TASK GOAL >> Take every line from the material that has the word "when" in it.

DATA EXCERPTS >>
== == ==

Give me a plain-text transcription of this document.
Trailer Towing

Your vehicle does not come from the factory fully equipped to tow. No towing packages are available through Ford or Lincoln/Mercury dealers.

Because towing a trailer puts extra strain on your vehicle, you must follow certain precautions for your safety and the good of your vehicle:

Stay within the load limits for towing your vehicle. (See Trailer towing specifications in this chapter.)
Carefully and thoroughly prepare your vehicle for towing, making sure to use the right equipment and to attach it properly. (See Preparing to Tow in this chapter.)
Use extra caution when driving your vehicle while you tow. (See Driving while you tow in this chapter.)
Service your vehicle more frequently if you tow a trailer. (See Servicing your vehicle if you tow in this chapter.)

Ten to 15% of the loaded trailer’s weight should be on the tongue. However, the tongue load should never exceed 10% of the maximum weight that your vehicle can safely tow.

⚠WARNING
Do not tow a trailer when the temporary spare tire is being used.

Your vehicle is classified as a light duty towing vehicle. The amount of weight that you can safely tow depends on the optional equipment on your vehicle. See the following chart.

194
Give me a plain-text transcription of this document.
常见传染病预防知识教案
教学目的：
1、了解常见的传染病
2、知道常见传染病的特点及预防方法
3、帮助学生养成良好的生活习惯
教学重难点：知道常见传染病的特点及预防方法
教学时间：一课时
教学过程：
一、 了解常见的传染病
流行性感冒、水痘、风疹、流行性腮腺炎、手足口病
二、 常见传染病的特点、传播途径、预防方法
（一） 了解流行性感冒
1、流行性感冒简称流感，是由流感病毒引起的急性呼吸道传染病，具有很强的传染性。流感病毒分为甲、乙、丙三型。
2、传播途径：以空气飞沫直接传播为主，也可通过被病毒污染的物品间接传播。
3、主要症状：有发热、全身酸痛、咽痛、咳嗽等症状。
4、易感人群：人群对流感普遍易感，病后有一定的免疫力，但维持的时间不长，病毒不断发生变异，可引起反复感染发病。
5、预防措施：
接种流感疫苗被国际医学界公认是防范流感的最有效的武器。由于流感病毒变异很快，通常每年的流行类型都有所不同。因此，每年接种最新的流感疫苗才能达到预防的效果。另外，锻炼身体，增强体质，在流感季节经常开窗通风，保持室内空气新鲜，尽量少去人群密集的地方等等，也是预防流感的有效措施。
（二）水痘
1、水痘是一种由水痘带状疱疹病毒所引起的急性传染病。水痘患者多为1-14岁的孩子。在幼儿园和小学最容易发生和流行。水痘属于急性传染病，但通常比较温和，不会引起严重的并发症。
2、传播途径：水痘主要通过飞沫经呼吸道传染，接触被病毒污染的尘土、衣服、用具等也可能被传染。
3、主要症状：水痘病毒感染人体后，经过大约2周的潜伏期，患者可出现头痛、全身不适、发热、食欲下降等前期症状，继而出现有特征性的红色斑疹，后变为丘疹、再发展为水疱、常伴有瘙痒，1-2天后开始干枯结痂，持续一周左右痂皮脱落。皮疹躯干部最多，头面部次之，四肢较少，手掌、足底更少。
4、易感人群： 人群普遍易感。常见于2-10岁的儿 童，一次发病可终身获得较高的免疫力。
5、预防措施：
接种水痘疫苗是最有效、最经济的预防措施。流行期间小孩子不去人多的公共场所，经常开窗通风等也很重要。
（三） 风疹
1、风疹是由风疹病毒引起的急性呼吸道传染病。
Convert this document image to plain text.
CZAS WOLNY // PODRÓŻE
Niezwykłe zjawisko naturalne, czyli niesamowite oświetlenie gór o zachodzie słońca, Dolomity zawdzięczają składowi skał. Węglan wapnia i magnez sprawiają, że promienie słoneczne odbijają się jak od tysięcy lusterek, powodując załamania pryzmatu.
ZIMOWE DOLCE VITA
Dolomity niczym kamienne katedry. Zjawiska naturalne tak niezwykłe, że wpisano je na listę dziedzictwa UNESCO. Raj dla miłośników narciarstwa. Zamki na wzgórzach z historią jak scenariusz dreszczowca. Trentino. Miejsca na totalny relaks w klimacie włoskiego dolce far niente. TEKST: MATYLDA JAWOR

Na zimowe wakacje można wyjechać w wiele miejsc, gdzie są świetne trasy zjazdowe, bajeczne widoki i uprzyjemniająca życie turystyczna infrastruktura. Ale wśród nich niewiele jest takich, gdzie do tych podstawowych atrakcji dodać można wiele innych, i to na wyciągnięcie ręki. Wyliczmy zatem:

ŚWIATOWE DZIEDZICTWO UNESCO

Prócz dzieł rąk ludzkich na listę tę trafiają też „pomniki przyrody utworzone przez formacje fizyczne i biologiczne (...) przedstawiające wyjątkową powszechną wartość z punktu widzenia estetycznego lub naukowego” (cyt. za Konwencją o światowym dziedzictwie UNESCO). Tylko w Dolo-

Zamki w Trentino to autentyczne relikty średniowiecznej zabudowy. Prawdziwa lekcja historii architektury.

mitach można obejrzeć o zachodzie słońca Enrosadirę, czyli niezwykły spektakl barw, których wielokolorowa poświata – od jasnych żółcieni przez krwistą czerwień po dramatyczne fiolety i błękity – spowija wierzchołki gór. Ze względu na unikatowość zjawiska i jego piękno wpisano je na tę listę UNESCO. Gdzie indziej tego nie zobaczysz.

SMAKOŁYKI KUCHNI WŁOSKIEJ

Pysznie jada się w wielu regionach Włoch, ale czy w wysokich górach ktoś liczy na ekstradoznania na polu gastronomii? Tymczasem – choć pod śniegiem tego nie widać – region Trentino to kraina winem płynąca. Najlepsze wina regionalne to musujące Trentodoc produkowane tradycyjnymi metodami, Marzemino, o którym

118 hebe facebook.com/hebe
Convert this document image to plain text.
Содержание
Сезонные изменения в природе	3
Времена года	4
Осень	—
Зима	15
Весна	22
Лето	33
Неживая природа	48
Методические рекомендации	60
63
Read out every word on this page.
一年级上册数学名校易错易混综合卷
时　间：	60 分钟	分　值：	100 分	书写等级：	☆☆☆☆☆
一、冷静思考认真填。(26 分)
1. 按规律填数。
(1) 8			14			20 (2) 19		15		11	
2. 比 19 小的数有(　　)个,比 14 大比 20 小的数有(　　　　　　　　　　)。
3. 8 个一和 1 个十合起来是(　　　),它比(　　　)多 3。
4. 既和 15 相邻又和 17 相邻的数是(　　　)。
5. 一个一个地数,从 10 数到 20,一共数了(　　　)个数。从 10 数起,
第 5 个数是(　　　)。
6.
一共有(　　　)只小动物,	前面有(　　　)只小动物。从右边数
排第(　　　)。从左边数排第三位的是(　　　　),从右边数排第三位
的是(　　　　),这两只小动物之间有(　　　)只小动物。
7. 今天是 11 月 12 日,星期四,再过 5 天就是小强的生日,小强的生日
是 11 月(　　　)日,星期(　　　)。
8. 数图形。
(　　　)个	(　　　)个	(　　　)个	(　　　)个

== == ==

RESULT OF THIS TASK >>
Use extra caution when driving your vehicle while you tow. (See Driving while you tow in this chapter.)
Do not tow a trailer when the temporary spare tire is being used.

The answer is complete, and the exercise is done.